#### REQUIRED WORK:
Report back each line of the records that contains the string "partener".

#### EXTRACTED INFORMATION:

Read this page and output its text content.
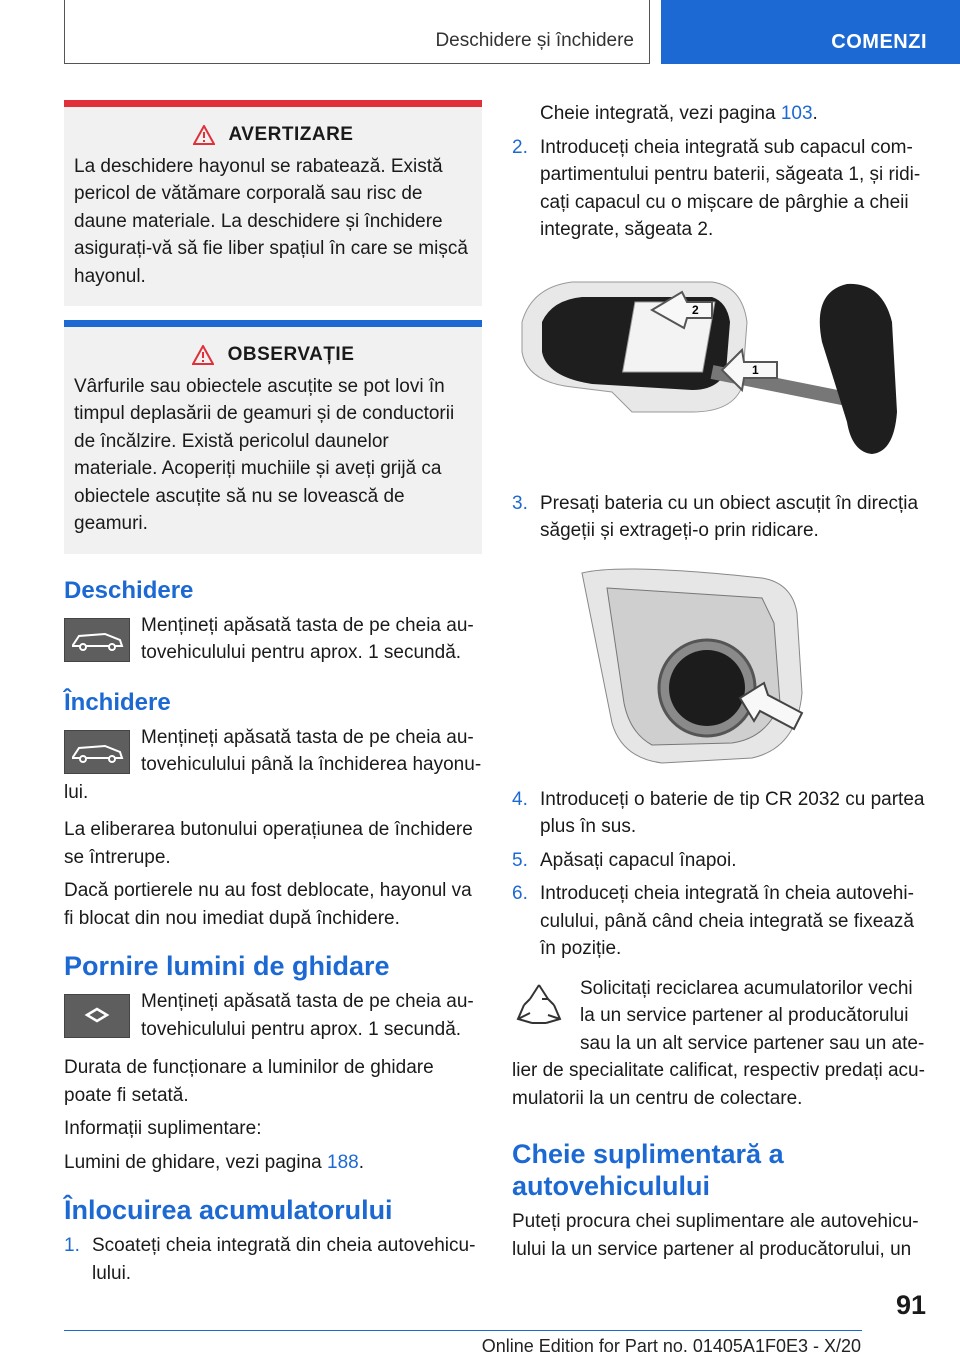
Deschidere și închidere	COMENZI
AVERTIZARE

La deschidere hayonul se rabatează. Există pericol de vătămare corporală sau risc de daune materiale. La deschidere și închidere asigurați-vă să fie liber spațiul în care se mișcă hayonul.

OBSERVAȚIE

Vârfurile sau obiectele ascuțite se pot lovi în timpul deplasării de geamuri și de conductorii de încălzire. Există pericolul daunelor materiale. Acoperiți muchiile și aveți grijă ca obiectele ascuțite să nu se lovească de geamuri.

Deschidere
Mențineți apăsată tasta de pe cheia autovehiculului pentru aprox. 1 secundă.
Închidere
Mențineți apăsată tasta de pe cheia autovehiculului până la închiderea hayonului.

La eliberarea butonului operațiunea de închidere se întrerupe.

Dacă portierele nu au fost deblocate, hayonul va fi blocat din nou imediat după închidere.

Pornire lumini de ghidare
Mențineți apăsată tasta de pe cheia autovehiculului pentru aprox. 1 secundă.

Durata de funcționare a luminilor de ghidare poate fi setată.

Informații suplimentare:

Lumini de ghidare, vezi pagina 188.

Înlocuirea acumulatorului
1. Scoateți cheia integrată din cheia autovehiculului.
Cheie integrată, vezi pagina 103.
2. Introduceți cheia integrată sub capacul compartimentului pentru baterii, săgeata 1, și ridicați capacul cu o mișcare de pârghie a cheii integrate, săgeata 2.
2
1
3. Presați bateria cu un obiect ascuțit în direcția săgeții și extrageți-o prin ridicare.
4. Introduceți o baterie de tip CR 2032 cu partea plus în sus.
5. Apăsați capacul înapoi.
6. Introduceți cheia integrată în cheia autovehiculului, până când cheia integrată se fixează în poziție.
Solicitați reciclarea acumulatorilor vechi la un service partener al producătorului sau la un alt service partener sau un atelier de specialitate calificat, respectiv predați acumulatorii la un centru de colectare.
Cheie suplimentară a autovehiculului

Puteți procura chei suplimentare ale autovehiculului la un service partener al producătorului, un

91
Online Edition for Part no. 01405A1F0E3 - X/20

#### EXERCISE ANSWER:
Solicitați reciclarea acumulatorilor vechi la un service partener al producătorului sau la un alt service partener sau un atelier de specialitate calificat, respectiv predați acumulatorii la un centru de colectare.
Puteți procura chei suplimentare ale autovehiculului la un service partener al producătorului, un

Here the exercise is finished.